** START OF DATASET EXTRACT **
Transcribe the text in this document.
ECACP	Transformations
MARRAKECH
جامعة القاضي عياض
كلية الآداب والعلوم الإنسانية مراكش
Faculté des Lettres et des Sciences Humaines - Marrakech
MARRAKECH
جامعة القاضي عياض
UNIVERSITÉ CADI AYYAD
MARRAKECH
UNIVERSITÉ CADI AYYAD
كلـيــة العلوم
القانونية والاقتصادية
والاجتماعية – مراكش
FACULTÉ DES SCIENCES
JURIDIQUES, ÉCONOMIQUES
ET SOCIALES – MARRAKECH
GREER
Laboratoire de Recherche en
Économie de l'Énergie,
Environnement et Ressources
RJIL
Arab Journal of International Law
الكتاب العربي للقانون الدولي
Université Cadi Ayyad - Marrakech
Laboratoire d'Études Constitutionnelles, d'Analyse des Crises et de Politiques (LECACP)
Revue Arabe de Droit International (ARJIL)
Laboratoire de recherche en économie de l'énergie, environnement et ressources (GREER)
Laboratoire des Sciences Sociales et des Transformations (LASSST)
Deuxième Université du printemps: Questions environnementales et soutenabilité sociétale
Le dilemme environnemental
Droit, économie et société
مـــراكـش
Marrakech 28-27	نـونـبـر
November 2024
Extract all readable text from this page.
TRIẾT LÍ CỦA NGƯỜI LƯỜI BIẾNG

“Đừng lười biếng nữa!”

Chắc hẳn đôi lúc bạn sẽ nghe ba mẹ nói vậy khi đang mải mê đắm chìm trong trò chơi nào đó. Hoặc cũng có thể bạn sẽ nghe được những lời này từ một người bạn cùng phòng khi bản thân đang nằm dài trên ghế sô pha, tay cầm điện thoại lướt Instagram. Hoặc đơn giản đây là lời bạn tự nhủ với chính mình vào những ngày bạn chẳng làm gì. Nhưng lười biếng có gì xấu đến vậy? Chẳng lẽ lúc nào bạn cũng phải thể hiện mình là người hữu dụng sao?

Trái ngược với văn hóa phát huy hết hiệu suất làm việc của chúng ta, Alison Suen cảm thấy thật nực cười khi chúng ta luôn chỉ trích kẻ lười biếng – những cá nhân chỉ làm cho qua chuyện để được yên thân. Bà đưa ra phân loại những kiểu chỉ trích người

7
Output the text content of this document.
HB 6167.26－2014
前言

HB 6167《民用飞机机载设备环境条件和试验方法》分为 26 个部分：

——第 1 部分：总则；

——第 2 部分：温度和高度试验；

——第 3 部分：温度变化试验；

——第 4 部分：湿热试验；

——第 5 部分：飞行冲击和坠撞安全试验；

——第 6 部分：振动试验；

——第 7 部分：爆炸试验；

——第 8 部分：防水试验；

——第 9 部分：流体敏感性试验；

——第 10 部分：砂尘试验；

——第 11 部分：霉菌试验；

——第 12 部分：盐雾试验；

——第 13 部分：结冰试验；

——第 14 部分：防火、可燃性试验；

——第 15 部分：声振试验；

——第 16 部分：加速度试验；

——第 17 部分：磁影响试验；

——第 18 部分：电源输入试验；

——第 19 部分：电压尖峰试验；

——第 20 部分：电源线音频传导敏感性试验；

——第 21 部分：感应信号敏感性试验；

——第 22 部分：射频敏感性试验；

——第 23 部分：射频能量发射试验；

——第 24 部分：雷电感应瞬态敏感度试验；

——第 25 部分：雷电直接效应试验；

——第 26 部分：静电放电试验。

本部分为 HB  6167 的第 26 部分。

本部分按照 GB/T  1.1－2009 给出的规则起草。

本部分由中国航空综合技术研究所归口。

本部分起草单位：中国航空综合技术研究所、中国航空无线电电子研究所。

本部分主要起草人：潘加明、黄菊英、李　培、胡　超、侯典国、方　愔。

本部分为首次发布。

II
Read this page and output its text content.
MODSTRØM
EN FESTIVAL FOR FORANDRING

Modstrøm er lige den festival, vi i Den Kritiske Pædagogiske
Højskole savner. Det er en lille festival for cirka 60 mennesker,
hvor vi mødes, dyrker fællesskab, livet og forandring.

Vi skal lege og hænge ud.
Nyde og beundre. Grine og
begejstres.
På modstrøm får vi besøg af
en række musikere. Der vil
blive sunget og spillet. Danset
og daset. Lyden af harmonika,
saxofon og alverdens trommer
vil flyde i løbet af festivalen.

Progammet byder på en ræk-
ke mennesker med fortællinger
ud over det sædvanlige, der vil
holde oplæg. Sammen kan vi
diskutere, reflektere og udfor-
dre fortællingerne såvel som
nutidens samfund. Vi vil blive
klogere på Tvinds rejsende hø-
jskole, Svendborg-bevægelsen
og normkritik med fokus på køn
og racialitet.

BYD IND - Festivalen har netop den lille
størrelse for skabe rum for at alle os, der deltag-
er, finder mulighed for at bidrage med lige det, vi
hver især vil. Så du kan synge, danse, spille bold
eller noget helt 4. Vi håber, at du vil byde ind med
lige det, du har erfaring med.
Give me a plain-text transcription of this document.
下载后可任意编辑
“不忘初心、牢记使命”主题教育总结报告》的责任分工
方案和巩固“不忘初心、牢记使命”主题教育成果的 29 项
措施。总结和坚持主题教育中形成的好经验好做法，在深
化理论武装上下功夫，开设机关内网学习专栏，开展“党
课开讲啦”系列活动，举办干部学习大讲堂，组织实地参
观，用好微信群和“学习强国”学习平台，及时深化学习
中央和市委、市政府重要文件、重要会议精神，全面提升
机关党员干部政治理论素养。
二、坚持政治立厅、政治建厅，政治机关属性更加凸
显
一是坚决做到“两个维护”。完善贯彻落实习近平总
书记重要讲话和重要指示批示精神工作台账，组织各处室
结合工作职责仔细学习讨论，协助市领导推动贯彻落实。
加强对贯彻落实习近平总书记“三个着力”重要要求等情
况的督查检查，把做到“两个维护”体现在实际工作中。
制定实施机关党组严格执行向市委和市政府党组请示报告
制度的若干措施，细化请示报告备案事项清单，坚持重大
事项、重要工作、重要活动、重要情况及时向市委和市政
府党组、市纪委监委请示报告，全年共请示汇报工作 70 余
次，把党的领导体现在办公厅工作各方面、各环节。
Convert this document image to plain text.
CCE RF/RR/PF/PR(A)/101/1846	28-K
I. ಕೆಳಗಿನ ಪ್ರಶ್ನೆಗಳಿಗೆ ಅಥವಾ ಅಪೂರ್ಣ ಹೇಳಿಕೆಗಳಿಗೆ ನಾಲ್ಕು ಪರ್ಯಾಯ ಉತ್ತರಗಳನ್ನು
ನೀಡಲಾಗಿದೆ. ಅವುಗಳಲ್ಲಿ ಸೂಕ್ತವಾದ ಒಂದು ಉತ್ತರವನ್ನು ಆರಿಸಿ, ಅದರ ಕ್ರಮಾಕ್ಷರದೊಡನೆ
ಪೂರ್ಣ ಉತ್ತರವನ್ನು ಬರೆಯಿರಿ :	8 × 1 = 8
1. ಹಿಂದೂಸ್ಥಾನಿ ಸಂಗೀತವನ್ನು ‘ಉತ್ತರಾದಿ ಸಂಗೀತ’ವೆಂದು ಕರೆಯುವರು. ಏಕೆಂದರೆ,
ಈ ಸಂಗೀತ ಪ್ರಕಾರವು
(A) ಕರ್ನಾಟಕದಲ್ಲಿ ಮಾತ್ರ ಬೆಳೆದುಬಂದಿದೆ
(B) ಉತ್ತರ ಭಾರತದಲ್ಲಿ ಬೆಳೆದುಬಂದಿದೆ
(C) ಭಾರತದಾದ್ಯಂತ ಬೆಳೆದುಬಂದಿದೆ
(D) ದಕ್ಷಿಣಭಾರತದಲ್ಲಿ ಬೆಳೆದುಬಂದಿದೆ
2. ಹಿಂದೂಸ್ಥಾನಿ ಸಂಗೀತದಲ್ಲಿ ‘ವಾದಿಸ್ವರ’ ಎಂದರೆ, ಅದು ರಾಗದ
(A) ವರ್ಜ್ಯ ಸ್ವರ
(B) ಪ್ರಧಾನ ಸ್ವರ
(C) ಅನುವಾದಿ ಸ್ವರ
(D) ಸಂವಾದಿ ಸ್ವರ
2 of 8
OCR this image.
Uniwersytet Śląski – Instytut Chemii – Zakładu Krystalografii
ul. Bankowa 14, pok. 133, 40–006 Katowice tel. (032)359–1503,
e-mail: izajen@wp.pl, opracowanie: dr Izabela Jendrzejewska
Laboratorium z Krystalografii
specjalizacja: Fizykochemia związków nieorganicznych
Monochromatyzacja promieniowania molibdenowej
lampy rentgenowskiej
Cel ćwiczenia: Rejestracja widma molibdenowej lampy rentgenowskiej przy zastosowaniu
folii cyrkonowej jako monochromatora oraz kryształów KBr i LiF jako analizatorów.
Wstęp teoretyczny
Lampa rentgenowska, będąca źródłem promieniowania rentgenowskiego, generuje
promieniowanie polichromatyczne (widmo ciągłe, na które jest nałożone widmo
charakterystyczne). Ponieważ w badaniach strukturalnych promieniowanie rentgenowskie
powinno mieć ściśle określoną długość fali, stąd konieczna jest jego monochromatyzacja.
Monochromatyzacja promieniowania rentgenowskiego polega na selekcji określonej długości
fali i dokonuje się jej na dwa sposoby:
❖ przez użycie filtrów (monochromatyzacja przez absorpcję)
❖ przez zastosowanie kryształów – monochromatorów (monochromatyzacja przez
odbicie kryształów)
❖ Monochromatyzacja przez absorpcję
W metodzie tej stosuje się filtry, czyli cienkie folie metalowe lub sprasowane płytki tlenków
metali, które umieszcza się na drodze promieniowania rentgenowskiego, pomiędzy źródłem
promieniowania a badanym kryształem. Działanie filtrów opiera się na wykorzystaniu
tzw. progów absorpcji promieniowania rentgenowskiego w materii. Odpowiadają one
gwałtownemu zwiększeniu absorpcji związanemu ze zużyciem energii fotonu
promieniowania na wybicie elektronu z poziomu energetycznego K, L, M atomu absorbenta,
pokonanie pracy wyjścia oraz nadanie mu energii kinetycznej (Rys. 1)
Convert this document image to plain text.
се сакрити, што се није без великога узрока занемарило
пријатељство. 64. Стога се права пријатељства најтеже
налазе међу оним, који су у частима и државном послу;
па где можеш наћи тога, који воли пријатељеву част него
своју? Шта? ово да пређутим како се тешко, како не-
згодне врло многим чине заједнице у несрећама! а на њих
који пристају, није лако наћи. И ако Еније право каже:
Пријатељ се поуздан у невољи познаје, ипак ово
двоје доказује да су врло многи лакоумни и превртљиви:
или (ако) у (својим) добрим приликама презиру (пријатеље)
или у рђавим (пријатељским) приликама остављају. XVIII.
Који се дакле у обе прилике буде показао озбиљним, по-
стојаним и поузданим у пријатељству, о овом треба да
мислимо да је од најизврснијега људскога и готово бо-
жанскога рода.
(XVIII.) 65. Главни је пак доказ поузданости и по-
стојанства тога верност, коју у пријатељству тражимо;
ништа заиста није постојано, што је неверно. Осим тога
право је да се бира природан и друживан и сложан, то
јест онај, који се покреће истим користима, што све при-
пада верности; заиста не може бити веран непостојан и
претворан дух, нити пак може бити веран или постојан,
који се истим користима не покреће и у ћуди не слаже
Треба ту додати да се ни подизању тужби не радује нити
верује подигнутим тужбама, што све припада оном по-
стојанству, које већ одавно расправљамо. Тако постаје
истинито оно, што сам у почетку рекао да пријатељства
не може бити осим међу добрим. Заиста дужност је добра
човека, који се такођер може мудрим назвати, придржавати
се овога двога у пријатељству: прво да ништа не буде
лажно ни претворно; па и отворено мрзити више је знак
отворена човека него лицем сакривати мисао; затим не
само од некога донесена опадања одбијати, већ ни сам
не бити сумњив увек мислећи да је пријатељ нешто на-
** END OF DATASET EXTRACT **
| DIRECTIONS FOR THIS TASK |
Locate the word "fali" in the entries, and copy every line where it is found.

| THE SOLUTION |
powinno mieć ściśle określoną długość fali, stąd konieczna jest jego monochromatyzacja.
fali i dokonuje się jej na dwa sposoby:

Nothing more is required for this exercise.